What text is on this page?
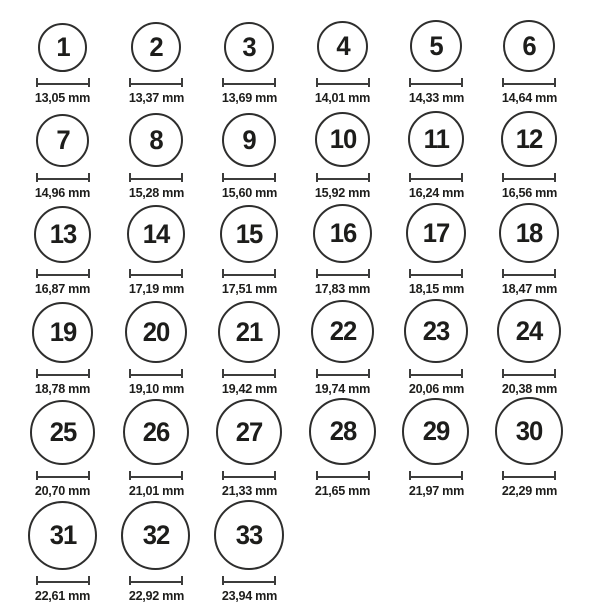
1
13,05 mm
2
13,37 mm
3
13,69 mm
4
14,01 mm
5
14,33 mm
6
14,64 mm
7
14,96 mm
8
15,28 mm
9
15,60 mm
10
15,92 mm
11
16,24 mm
12
16,56 mm
13
16,87 mm
14
17,19 mm
15
17,51 mm
16
17,83 mm
17
18,15 mm
18
18,47 mm
19
18,78 mm
20
19,10 mm
21
19,42 mm
22
19,74 mm
23
20,06 mm
24
20,38 mm
25
20,70 mm
26
21,01 mm
27
21,33 mm
28
21,65 mm
29
21,97 mm
30
22,29 mm
31
22,61 mm
32
22,92 mm
33
23,94 mm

The exercise
Write out the entries again, exactly as given, skipping any images.

Task output
What text is on this page?
1
13,05 mm
2
13,37 mm
3
13,69 mm
4
14,01 mm
5
14,33 mm
6
14,64 mm
7
14,96 mm
8
15,28 mm
9
15,60 mm
10
15,92 mm
11
16,24 mm
12
16,56 mm
13
16,87 mm
14
17,19 mm
15
17,51 mm
16
17,83 mm
17
18,15 mm
18
18,47 mm
19
18,78 mm
20
19,10 mm
21
19,42 mm
22
19,74 mm
23
20,06 mm
24
20,38 mm
25
20,70 mm
26
21,01 mm
27
21,33 mm
28
21,65 mm
29
21,97 mm
30
22,29 mm
31
22,61 mm
32
22,92 mm
33
23,94 mm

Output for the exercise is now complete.